**WHAT IS NEEDED**
Reproduce the following material exactly, including every line.

**LISTING**
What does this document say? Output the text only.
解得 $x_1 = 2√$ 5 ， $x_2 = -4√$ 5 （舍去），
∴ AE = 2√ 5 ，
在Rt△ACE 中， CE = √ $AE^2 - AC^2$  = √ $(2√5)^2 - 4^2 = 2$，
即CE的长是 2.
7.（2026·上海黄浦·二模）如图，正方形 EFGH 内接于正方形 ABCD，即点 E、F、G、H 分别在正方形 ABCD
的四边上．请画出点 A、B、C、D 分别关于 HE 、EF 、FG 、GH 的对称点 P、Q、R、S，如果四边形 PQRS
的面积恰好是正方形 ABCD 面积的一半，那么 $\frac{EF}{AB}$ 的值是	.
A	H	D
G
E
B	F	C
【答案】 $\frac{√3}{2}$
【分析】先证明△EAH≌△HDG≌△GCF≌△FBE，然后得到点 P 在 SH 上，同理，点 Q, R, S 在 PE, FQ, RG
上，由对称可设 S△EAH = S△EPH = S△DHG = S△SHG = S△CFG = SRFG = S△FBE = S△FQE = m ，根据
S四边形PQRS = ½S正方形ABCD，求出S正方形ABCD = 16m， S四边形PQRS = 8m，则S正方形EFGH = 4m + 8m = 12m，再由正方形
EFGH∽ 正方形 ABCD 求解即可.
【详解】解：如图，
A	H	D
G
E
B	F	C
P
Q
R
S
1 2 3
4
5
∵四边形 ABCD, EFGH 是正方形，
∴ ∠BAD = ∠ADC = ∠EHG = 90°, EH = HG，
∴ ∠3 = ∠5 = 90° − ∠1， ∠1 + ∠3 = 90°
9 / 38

**TASK SOLUTION**
What does this document say? Output the text only.
解得 $x_1 = 2√$ 5 ， $x_2 = -4√$ 5 （舍去），
∴ AE = 2√ 5 ，
在Rt△ACE 中， CE = √ $AE^2 - AC^2$  = √ $(2√5)^2 - 4^2 = 2$，
即CE的长是 2.
7.（2026·上海黄浦·二模）如图，正方形 EFGH 内接于正方形 ABCD，即点 E、F、G、H 分别在正方形 ABCD
的四边上．请画出点 A、B、C、D 分别关于 HE 、EF 、FG 、GH 的对称点 P、Q、R、S，如果四边形 PQRS
的面积恰好是正方形 ABCD 面积的一半，那么 $\frac{EF}{AB}$ 的值是	.
A	H	D
G
E
B	F	C
【答案】 $\frac{√3}{2}$
【分析】先证明△EAH≌△HDG≌△GCF≌△FBE，然后得到点 P 在 SH 上，同理，点 Q, R, S 在 PE, FQ, RG
上，由对称可设 S△EAH = S△EPH = S△DHG = S△SHG = S△CFG = SRFG = S△FBE = S△FQE = m ，根据
S四边形PQRS = ½S正方形ABCD，求出S正方形ABCD = 16m， S四边形PQRS = 8m，则S正方形EFGH = 4m + 8m = 12m，再由正方形
EFGH∽ 正方形 ABCD 求解即可.
【详解】解：如图，
A	H	D
G
E
B	F	C
P
Q
R
S
1 2 3
4
5
∵四边形 ABCD, EFGH 是正方形，
∴ ∠BAD = ∠ADC = ∠EHG = 90°, EH = HG，
∴ ∠3 = ∠5 = 90° − ∠1， ∠1 + ∠3 = 90°
9 / 38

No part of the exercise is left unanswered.